# REQUIRED WORK:
Convert every line of the records into a JSON list of strings, one string per line, and leave out any blank lines.

# RECORDED INFORMATION:

** START **

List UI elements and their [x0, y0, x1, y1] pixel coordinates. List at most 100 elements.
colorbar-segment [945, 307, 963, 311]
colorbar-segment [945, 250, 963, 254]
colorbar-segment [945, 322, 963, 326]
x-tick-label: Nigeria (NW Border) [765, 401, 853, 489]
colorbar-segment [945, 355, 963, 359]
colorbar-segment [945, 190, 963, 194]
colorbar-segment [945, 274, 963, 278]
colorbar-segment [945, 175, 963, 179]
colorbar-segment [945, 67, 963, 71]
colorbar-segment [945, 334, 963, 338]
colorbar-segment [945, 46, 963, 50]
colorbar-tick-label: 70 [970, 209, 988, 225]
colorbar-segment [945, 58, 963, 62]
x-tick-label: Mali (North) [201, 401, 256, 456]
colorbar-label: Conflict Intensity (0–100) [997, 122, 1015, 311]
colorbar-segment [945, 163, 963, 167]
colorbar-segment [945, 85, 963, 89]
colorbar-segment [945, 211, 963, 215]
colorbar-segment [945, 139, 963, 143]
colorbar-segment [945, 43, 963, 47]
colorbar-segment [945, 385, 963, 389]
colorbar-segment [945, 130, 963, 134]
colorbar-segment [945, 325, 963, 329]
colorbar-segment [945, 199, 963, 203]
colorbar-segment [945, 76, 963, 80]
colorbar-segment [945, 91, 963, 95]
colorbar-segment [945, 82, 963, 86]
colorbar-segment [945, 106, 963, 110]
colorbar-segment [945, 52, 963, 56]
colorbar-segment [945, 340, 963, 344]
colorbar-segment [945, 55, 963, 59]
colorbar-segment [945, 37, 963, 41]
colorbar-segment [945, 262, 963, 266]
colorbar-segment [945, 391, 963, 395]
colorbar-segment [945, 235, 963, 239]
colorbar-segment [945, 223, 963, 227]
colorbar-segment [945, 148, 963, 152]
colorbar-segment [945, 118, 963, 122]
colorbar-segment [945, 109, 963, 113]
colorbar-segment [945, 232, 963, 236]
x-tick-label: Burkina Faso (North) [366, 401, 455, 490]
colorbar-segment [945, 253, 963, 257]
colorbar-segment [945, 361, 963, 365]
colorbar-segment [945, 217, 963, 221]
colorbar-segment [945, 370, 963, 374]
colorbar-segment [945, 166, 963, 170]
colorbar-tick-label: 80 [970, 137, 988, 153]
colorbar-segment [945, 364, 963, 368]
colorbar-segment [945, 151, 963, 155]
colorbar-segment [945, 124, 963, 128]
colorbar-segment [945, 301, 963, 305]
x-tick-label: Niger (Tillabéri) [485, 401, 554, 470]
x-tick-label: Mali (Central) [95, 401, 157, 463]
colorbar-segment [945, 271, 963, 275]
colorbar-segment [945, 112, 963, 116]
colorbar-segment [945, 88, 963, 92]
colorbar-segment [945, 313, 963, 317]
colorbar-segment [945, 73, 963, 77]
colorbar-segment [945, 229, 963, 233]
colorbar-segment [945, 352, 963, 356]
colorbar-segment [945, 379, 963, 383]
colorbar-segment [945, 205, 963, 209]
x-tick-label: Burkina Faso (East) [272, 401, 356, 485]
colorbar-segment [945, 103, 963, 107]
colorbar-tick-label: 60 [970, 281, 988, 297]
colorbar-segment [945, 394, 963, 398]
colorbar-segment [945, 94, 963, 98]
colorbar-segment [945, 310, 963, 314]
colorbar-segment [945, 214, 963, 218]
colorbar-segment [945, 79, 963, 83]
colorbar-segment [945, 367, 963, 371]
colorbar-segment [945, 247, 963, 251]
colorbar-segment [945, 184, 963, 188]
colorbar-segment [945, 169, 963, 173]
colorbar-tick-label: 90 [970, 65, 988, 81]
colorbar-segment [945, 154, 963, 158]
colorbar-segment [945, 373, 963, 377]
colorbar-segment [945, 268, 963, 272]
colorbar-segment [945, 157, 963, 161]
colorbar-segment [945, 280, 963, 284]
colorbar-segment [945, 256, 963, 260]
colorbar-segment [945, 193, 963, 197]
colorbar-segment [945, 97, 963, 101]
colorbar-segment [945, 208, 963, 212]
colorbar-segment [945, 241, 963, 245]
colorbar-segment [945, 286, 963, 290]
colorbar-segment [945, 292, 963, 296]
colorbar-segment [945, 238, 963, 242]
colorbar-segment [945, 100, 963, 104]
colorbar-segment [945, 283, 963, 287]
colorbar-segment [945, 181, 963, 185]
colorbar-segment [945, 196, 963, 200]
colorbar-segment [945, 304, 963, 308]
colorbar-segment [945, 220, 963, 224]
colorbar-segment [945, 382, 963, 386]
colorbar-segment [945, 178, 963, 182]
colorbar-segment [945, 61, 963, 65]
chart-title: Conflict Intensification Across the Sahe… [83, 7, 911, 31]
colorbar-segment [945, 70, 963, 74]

** END **

# SOLUTION BELOW:
[
  "List UI elements and their [x0, y0, x1, y1] pixel coordinates. List at most 100 elements.",
  "colorbar-segment [945, 307, 963, 311]",
  "colorbar-segment [945, 250, 963, 254]",
  "colorbar-segment [945, 322, 963, 326]",
  "x-tick-label: Nigeria (NW Border) [765, 401, 853, 489]",
  "colorbar-segment [945, 355, 963, 359]",
  "colorbar-segment [945, 190, 963, 194]",
  "colorbar-segment [945, 274, 963, 278]",
  "colorbar-segment [945, 175, 963, 179]",
  "colorbar-segment [945, 67, 963, 71]",
  "colorbar-segment [945, 334, 963, 338]",
  "colorbar-segment [945, 46, 963, 50]",
  "colorbar-tick-label: 70 [970, 209, 988, 225]",
  "colorbar-segment [945, 58, 963, 62]",
  "x-tick-label: Mali (North) [201, 401, 256, 456]",
  "colorbar-label: Conflict Intensity (0–100) [997, 122, 1015, 311]",
  "colorbar-segment [945, 163, 963, 167]",
  "colorbar-segment [945, 85, 963, 89]",
  "colorbar-segment [945, 211, 963, 215]",
  "colorbar-segment [945, 139, 963, 143]",
  "colorbar-segment [945, 43, 963, 47]",
  "colorbar-segment [945, 385, 963, 389]",
  "colorbar-segment [945, 130, 963, 134]",
  "colorbar-segment [945, 325, 963, 329]",
  "colorbar-segment [945, 199, 963, 203]",
  "colorbar-segment [945, 76, 963, 80]",
  "colorbar-segment [945, 91, 963, 95]",
  "colorbar-segment [945, 82, 963, 86]",
  "colorbar-segment [945, 106, 963, 110]",
  "colorbar-segment [945, 52, 963, 56]",
  "colorbar-segment [945, 340, 963, 344]",
  "colorbar-segment [945, 55, 963, 59]",
  "colorbar-segment [945, 37, 963, 41]",
  "colorbar-segment [945, 262, 963, 266]",
  "colorbar-segment [945, 391, 963, 395]",
  "colorbar-segment [945, 235, 963, 239]",
  "colorbar-segment [945, 223, 963, 227]",
  "colorbar-segment [945, 148, 963, 152]",
  "colorbar-segment [945, 118, 963, 122]",
  "colorbar-segment [945, 109, 963, 113]",
  "colorbar-segment [945, 232, 963, 236]",
  "x-tick-label: Burkina Faso (North) [366, 401, 455, 490]",
  "colorbar-segment [945, 253, 963, 257]",
  "colorbar-segment [945, 361, 963, 365]",
  "colorbar-segment [945, 217, 963, 221]",
  "colorbar-segment [945, 370, 963, 374]",
  "colorbar-segment [945, 166, 963, 170]",
  "colorbar-tick-label: 80 [970, 137, 988, 153]",
  "colorbar-segment [945, 364, 963, 368]",
  "colorbar-segment [945, 151, 963, 155]",
  "colorbar-segment [945, 124, 963, 128]",
  "colorbar-segment [945, 301, 963, 305]",
  "x-tick-label: Niger (Tillabéri) [485, 401, 554, 470]",
  "x-tick-label: Mali (Central) [95, 401, 157, 463]",
  "colorbar-segment [945, 271, 963, 275]",
  "colorbar-segment [945, 112, 963, 116]",
  "colorbar-segment [945, 88, 963, 92]",
  "colorbar-segment [945, 313, 963, 317]",
  "colorbar-segment [945, 73, 963, 77]",
  "colorbar-segment [945, 229, 963, 233]",
  "colorbar-segment [945, 352, 963, 356]",
  "colorbar-segment [945, 379, 963, 383]",
  "colorbar-segment [945, 205, 963, 209]",
  "x-tick-label: Burkina Faso (East) [272, 401, 356, 485]",
  "colorbar-segment [945, 103, 963, 107]",
  "colorbar-tick-label: 60 [970, 281, 988, 297]",
  "colorbar-segment [945, 394, 963, 398]",
  "colorbar-segment [945, 94, 963, 98]",
  "colorbar-segment [945, 310, 963, 314]",
  "colorbar-segment [945, 214, 963, 218]",
  "colorbar-segment [945, 79, 963, 83]",
  "colorbar-segment [945, 367, 963, 371]",
  "colorbar-segment [945, 247, 963, 251]",
  "colorbar-segment [945, 184, 963, 188]",
  "colorbar-segment [945, 169, 963, 173]",
  "colorbar-tick-label: 90 [970, 65, 988, 81]",
  "colorbar-segment [945, 154, 963, 158]",
  "colorbar-segment [945, 373, 963, 377]",
  "colorbar-segment [945, 268, 963, 272]",
  "colorbar-segment [945, 157, 963, 161]",
  "colorbar-segment [945, 280, 963, 284]",
  "colorbar-segment [945, 256, 963, 260]",
  "colorbar-segment [945, 193, 963, 197]",
  "colorbar-segment [945, 97, 963, 101]",
  "colorbar-segment [945, 208, 963, 212]",
  "colorbar-segment [945, 241, 963, 245]",
  "colorbar-segment [945, 286, 963, 290]",
  "colorbar-segment [945, 292, 963, 296]",
  "colorbar-segment [945, 238, 963, 242]",
  "colorbar-segment [945, 100, 963, 104]",
  "colorbar-segment [945, 283, 963, 287]",
  "colorbar-segment [945, 181, 963, 185]",
  "colorbar-segment [945, 196, 963, 200]",
  "colorbar-segment [945, 304, 963, 308]",
  "colorbar-segment [945, 220, 963, 224]",
  "colorbar-segment [945, 382, 963, 386]",
  "colorbar-segment [945, 178, 963, 182]",
  "colorbar-segment [945, 61, 963, 65]",
  "chart-title: Conflict Intensification Across the Sahe… [83, 7, 911, 31]",
  "colorbar-segment [945, 70, 963, 74]"
]